BRIEF:
Only the number is wanted: how many lines in the data contain "Option"?

ENTRIES PROVIDED:
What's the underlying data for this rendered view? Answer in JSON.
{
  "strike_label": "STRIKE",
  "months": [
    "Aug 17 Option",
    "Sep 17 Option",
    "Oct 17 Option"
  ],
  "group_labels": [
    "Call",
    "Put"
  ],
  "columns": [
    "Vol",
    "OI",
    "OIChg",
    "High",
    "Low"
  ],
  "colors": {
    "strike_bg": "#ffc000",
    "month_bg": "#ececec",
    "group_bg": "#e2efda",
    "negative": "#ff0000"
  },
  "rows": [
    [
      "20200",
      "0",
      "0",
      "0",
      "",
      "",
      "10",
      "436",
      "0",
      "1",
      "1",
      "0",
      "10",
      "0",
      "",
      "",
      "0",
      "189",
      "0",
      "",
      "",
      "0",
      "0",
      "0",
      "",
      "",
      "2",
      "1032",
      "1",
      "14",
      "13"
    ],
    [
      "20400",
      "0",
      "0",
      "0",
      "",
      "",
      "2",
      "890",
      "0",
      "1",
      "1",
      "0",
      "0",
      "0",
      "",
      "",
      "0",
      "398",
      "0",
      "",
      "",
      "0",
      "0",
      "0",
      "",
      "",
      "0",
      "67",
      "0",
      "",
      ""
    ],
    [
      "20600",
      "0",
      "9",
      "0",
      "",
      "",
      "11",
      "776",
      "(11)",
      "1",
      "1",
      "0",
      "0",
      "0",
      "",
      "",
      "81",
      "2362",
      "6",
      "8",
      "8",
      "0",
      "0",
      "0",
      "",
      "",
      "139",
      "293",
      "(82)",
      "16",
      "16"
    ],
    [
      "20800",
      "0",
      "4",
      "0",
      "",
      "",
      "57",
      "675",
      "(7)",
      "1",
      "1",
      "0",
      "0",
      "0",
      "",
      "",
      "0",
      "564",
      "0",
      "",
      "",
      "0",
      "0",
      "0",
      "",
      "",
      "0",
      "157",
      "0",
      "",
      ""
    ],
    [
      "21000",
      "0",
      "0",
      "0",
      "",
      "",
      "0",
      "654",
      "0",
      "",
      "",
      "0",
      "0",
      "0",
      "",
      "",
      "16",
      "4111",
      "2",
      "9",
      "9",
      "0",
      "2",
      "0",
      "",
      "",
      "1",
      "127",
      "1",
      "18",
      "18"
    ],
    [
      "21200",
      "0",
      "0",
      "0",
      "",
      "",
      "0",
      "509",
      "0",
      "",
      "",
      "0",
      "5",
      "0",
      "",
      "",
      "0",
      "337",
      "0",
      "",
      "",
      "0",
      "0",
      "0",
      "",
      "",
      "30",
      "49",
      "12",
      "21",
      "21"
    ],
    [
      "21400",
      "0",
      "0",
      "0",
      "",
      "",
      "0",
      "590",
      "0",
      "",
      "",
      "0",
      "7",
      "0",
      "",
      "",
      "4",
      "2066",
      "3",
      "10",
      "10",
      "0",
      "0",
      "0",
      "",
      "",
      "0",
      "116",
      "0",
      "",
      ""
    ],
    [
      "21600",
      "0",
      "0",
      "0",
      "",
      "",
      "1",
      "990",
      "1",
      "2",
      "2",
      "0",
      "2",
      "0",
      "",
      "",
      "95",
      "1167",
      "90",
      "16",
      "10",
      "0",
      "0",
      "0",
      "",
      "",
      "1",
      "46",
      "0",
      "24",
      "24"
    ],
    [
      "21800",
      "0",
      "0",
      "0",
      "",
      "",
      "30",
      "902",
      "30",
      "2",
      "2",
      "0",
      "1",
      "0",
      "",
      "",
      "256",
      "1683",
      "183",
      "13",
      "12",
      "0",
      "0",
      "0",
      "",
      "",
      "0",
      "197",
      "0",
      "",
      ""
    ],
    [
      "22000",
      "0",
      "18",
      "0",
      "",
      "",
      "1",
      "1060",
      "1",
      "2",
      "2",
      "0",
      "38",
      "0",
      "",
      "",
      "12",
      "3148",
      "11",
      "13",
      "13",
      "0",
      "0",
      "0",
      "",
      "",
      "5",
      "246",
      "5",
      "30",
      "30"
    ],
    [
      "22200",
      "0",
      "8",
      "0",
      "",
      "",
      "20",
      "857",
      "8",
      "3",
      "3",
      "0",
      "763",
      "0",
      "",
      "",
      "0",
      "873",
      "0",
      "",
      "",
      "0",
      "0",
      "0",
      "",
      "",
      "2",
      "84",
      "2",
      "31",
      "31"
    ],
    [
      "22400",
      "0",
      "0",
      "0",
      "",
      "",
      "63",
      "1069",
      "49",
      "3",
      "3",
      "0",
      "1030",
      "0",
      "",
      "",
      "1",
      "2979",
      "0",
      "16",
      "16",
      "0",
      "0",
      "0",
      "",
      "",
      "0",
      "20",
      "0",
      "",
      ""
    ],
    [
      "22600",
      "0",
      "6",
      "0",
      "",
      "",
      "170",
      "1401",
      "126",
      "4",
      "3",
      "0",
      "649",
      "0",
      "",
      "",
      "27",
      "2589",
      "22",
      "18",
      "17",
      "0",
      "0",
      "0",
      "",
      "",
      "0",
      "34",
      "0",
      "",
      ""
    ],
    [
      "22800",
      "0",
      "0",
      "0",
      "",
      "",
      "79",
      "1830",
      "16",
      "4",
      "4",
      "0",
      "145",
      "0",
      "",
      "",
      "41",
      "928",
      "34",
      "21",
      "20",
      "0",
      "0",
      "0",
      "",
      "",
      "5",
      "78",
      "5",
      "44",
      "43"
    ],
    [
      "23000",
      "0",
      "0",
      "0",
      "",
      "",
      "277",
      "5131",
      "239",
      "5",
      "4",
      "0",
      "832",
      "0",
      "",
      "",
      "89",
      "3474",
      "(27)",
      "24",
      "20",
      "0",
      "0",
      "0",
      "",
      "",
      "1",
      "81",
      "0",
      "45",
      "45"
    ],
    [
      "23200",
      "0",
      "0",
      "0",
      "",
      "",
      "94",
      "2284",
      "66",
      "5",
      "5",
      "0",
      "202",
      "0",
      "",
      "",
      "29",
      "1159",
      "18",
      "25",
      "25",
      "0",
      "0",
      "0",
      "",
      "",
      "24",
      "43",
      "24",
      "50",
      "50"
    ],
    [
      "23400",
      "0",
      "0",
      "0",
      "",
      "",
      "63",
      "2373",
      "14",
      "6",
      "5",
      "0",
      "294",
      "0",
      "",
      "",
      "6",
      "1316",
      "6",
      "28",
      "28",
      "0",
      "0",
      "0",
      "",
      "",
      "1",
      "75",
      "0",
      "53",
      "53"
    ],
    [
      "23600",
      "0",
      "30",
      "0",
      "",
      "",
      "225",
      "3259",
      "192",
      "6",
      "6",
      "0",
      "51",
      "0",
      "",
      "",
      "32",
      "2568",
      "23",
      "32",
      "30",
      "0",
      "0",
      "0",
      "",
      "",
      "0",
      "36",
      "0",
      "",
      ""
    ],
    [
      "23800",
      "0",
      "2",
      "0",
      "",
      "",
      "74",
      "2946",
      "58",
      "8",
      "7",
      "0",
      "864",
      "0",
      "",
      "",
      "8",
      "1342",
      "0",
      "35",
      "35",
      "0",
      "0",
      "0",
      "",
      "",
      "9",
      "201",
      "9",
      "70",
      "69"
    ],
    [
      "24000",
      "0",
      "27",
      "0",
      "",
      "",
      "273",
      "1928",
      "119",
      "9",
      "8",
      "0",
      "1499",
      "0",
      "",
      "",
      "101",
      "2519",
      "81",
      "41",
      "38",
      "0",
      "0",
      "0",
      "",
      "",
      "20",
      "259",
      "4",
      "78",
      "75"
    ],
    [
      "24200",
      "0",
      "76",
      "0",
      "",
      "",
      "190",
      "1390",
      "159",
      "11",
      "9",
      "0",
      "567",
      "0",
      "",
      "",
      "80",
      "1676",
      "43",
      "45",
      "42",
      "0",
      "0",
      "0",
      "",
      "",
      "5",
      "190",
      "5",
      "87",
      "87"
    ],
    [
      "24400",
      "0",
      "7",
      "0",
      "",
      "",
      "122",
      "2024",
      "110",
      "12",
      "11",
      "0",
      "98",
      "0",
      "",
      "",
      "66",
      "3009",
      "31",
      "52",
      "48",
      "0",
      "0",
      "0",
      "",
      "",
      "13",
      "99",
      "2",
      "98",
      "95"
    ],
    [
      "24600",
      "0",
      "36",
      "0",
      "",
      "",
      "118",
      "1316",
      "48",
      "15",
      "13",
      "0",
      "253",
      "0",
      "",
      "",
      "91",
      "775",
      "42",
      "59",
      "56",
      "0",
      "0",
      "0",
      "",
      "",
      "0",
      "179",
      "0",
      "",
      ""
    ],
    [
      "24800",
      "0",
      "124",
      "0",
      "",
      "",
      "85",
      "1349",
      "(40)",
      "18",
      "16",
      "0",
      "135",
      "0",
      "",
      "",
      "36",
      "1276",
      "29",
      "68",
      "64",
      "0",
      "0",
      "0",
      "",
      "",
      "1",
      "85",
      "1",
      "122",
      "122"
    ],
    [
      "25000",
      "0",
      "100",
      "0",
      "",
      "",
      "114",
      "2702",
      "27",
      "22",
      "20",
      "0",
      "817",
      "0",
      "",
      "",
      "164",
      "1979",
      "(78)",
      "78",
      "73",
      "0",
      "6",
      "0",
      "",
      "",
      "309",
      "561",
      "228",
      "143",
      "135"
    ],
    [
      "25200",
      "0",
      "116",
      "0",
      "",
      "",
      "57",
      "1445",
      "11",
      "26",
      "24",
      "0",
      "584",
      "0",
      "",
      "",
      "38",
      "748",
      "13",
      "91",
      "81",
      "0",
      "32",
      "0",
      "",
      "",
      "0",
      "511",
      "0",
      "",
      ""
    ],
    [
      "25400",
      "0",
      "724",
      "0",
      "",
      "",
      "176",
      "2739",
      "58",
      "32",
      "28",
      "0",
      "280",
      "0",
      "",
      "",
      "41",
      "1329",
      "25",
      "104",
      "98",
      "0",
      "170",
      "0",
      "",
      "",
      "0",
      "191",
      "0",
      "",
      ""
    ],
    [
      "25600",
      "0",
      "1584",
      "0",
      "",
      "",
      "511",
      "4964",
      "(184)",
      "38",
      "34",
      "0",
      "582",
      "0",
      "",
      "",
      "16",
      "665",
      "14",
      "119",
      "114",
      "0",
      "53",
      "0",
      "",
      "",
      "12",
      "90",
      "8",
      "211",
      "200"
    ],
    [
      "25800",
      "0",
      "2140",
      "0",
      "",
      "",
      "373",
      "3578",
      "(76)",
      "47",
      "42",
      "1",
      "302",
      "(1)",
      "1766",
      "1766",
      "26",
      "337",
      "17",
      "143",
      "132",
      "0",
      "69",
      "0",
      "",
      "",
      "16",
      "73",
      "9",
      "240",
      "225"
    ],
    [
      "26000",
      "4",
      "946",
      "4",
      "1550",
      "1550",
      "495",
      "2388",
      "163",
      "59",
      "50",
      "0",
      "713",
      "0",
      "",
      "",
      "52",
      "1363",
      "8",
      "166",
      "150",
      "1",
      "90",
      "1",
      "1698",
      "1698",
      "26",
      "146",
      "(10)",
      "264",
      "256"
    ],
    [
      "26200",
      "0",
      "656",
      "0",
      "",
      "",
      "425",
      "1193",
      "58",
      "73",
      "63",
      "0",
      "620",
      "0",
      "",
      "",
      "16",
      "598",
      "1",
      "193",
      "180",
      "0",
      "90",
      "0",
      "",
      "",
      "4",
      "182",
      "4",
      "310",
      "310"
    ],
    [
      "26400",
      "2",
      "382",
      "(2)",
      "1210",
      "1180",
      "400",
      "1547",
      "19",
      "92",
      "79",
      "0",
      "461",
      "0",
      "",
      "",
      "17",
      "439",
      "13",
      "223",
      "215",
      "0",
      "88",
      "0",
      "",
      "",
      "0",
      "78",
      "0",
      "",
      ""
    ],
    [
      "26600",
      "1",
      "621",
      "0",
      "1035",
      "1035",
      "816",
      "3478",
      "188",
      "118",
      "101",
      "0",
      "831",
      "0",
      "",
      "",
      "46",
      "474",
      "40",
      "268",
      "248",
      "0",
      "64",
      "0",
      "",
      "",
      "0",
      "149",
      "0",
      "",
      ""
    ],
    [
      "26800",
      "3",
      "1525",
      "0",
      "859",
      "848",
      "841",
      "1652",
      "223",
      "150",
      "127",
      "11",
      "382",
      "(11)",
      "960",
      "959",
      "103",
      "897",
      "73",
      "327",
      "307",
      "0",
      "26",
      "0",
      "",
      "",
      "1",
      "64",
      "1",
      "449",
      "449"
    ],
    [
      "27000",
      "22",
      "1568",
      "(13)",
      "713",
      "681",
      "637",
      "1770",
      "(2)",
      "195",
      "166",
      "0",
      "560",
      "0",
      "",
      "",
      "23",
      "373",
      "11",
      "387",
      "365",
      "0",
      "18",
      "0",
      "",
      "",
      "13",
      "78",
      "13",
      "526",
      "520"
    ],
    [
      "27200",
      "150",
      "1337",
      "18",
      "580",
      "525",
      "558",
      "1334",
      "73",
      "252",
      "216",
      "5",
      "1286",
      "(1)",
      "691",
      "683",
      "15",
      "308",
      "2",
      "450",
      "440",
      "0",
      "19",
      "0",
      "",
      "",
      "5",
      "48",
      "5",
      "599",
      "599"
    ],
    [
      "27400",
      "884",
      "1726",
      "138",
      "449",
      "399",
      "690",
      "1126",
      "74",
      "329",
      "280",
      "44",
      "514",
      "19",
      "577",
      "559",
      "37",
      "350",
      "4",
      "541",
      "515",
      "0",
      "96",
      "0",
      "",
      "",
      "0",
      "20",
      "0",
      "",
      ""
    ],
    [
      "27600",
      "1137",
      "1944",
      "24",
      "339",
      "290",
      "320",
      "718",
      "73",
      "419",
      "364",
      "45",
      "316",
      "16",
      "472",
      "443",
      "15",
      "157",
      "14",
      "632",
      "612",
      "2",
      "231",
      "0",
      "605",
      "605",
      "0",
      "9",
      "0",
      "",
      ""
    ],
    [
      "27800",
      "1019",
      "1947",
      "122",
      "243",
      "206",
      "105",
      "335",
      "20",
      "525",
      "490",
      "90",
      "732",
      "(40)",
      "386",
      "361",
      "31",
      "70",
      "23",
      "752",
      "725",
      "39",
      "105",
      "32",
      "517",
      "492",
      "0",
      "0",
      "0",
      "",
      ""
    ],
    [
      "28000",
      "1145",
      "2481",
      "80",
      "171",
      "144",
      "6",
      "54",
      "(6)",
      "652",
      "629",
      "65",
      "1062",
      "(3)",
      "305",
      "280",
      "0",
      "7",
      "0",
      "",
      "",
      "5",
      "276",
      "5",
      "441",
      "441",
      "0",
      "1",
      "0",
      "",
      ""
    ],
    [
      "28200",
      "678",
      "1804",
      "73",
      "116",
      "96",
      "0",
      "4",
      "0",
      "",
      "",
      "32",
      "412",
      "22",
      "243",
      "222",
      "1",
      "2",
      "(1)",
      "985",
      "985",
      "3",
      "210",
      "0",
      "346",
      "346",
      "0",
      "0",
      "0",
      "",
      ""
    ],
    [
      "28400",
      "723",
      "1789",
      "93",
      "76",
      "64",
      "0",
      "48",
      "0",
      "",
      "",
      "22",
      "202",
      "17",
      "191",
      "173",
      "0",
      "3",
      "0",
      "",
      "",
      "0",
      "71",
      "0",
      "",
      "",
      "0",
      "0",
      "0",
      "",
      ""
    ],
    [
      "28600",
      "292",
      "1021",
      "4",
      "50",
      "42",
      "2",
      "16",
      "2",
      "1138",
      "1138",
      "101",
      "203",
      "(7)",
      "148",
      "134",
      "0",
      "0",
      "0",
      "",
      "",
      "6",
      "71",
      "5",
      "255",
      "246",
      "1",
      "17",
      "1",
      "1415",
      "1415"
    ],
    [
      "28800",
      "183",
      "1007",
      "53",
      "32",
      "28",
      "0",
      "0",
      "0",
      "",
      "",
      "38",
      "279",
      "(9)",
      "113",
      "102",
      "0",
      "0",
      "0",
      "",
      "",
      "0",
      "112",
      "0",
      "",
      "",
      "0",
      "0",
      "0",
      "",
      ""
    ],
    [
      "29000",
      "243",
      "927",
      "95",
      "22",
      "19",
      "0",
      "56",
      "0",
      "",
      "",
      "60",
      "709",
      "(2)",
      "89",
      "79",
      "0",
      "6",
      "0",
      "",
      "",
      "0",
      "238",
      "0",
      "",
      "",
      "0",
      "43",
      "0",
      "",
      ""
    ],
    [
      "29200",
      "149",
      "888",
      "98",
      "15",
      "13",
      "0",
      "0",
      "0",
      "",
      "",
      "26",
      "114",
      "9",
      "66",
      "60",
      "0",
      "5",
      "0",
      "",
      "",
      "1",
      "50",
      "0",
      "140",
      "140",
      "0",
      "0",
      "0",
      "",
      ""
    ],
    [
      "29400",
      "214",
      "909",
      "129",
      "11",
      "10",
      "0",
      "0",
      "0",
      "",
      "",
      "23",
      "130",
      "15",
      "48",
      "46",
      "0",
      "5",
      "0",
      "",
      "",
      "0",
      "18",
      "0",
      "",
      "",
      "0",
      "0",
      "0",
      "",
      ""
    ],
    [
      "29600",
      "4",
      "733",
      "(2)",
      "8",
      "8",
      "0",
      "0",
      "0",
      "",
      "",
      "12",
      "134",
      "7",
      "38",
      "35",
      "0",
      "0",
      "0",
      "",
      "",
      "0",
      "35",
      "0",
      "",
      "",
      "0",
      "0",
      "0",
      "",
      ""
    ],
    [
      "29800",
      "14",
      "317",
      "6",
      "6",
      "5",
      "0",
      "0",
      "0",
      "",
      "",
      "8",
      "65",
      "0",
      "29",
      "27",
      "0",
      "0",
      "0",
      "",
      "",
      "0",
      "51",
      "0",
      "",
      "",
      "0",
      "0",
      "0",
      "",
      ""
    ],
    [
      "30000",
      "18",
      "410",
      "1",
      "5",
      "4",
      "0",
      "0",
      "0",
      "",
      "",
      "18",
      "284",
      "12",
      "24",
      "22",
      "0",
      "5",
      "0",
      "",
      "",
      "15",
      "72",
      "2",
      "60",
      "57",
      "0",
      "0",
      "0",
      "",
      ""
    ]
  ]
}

ANSWER IN FULL:
3